La menina ante el espejo
Luis Bagué Quílez
Fórcola Ediciones. Madrid, 2016.

¿A qué género literario pertenece La menina ante el espejo, el nuevo libro de Luis Bagué Quílez, uno de los mejores conocedores de la poesía española actual, notable poeta él mismo? La pregunta no es baladí, no se trata de una mera preocupación taxonómica. Cambia nuestra actitud de lectores según el género al que adscribamos el texto, condiciona de algún modo la aceptación o el rechazo.
            Una nota final nos indica que se trata de una “investigación” y que se enmarca en el “programa Ramón y Cajal del Ministerio de Economía y Competitividad”. Como cualquier investigación académica, lleva la correspondiente bibliografía y cada cita, explícita o implícita, está minuciosamente documentada. El objeto de esa investigación serían las relaciones entre “la pintura, la poesía y el cine”.

::::::

__EJERCICIO ESCRITO 1__:
Enumera las disciplinas artísticas cuyas relaciones constituyen, según el fragmento, el objeto de la investigación.

::::::

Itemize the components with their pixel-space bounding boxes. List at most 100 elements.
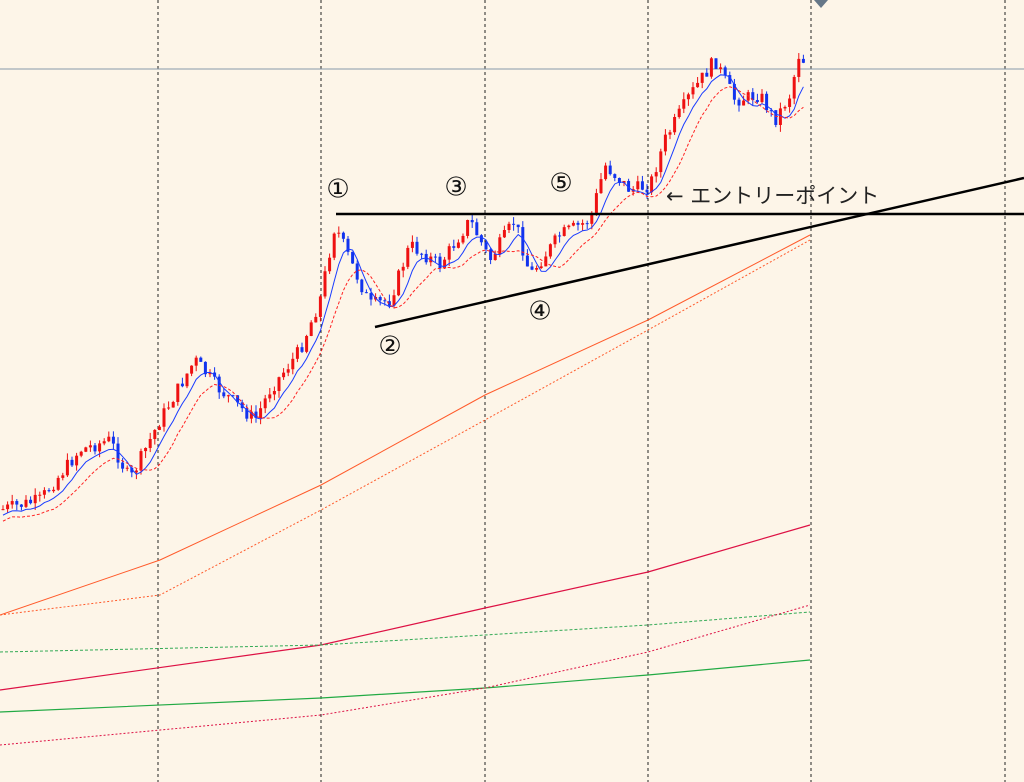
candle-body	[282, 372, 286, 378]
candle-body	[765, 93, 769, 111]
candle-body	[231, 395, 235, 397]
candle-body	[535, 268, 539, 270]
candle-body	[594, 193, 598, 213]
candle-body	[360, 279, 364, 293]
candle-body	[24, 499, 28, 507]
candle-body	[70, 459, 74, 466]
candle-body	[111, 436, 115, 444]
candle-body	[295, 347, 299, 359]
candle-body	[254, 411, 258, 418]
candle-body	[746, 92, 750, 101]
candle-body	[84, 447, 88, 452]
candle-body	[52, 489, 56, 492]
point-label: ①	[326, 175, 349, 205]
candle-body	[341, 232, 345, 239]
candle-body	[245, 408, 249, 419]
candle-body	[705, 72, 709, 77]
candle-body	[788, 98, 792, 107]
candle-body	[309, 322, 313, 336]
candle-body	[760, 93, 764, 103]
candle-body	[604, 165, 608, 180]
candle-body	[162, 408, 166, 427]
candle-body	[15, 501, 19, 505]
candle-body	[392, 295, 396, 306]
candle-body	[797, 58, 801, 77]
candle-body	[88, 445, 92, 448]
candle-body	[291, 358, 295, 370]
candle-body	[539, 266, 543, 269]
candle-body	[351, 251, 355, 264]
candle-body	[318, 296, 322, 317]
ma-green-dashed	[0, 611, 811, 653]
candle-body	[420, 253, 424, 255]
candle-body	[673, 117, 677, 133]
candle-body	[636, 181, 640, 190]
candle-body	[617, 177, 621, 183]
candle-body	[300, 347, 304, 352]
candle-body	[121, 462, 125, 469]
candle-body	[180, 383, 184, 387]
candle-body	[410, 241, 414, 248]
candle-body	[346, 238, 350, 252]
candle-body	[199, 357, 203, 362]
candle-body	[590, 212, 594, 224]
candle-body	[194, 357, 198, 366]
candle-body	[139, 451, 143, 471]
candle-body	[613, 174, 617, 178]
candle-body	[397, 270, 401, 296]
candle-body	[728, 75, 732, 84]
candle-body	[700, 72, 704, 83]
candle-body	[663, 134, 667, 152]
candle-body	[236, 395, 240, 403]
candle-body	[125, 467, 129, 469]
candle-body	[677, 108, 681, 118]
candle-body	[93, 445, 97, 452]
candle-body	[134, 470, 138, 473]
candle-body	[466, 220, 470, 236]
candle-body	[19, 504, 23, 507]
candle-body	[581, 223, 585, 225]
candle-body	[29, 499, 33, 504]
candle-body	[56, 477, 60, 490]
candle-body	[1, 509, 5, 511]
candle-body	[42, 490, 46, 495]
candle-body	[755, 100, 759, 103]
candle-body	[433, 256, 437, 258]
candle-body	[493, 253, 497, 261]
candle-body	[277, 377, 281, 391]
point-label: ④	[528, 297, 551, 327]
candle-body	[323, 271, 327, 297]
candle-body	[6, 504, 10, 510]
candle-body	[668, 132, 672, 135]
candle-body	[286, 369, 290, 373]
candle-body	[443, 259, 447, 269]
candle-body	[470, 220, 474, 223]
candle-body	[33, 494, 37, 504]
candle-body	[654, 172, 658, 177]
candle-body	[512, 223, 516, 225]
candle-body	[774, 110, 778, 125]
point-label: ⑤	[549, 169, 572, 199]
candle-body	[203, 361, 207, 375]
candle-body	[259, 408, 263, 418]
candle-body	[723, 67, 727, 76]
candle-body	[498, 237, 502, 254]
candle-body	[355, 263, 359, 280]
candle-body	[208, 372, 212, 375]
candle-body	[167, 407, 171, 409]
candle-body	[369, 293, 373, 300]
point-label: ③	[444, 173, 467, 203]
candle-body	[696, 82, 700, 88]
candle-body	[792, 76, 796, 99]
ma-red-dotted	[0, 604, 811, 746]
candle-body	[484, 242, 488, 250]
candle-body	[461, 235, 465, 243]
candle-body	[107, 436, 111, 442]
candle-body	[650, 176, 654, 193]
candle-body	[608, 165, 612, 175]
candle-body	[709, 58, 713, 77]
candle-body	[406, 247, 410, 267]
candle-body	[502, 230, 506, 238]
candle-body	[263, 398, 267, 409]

::::::

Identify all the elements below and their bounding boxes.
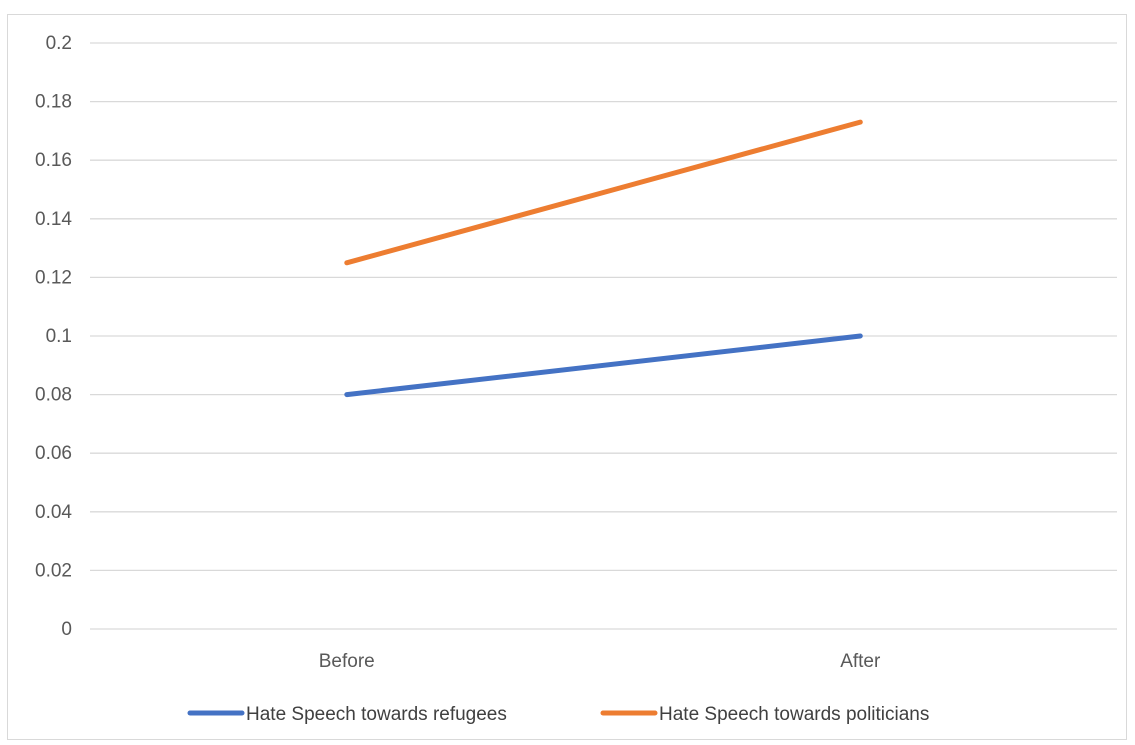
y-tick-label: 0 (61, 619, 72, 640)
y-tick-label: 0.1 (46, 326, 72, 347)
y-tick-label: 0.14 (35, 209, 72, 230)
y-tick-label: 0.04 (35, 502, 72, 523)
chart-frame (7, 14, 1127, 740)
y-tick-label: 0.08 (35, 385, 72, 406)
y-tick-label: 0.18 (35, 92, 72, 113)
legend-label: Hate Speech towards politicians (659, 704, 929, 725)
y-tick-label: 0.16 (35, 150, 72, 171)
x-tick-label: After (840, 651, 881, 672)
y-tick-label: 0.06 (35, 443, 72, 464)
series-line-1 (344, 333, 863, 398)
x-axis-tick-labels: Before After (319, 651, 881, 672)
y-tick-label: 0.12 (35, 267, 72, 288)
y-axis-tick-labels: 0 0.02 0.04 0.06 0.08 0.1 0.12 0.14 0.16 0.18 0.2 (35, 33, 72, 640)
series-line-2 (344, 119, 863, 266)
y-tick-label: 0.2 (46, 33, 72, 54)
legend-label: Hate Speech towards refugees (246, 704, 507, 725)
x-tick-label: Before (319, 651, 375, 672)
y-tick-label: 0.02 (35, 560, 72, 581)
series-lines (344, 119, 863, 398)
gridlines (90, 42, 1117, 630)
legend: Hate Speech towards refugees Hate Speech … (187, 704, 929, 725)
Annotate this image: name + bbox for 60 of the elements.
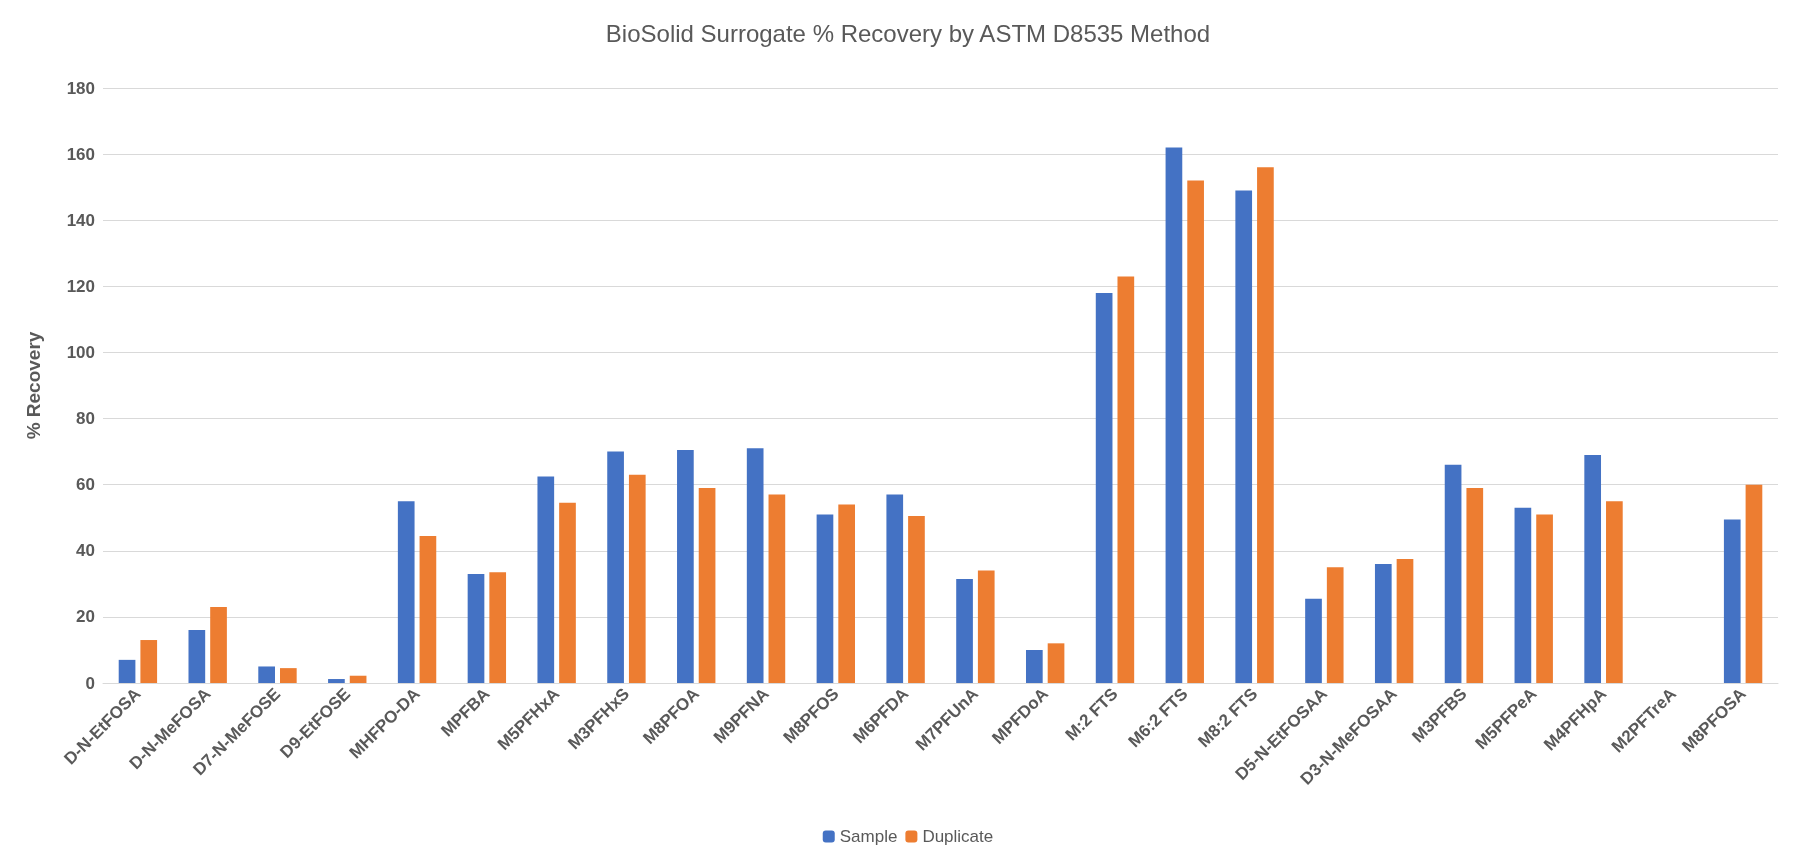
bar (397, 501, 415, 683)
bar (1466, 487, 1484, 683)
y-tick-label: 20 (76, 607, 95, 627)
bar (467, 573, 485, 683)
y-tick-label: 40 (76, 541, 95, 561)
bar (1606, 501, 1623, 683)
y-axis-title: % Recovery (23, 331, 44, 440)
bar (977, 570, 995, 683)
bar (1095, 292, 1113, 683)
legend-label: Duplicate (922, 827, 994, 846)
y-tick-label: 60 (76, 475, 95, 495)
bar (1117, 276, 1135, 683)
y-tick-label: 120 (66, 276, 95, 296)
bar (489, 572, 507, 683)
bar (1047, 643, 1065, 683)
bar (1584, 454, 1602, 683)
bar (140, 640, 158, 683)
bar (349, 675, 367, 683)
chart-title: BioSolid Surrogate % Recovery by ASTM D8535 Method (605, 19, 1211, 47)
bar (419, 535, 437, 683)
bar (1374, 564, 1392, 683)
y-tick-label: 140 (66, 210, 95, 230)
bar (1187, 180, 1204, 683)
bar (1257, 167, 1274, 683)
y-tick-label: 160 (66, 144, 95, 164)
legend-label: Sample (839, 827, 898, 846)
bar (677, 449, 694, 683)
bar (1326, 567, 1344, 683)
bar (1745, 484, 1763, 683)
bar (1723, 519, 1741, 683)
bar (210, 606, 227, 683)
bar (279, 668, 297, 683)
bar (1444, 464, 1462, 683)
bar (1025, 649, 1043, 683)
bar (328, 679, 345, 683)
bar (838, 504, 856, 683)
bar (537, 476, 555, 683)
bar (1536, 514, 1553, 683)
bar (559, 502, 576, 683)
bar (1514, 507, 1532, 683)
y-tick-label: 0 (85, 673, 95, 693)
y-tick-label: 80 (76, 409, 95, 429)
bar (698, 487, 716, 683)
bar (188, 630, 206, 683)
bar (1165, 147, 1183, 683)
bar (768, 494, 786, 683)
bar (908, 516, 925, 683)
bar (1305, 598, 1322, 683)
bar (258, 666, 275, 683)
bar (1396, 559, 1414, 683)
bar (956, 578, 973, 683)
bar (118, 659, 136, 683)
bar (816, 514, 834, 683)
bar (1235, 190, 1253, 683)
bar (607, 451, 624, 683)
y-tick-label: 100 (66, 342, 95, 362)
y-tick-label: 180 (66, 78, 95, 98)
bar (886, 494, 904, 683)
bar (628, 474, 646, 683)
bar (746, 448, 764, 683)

::::::

__EJERCICIO ESCRITO 2__:
Devuelve, sin alterar nada, la parte del listado que empieza en la línea que contiene "y-tick-label: 0 (61, 619, 72, 640)" y termina en la línea que contiene "y-tick-label: 0.18 (35, 92, 72, 113)", ambas incluidas.

__RESPUESTA COMPLETA 1__:
la pintura
la poesía
el cine

__RESPUESTA COMPLETA 2__:
y-tick-label: 0 (61, 619, 72, 640)
y-tick-label: 0.1 (46, 326, 72, 347)
y-tick-label: 0.14 (35, 209, 72, 230)
y-tick-label: 0.04 (35, 502, 72, 523)
chart-frame (7, 14, 1127, 740)
y-tick-label: 0.08 (35, 385, 72, 406)
y-tick-label: 0.18 (35, 92, 72, 113)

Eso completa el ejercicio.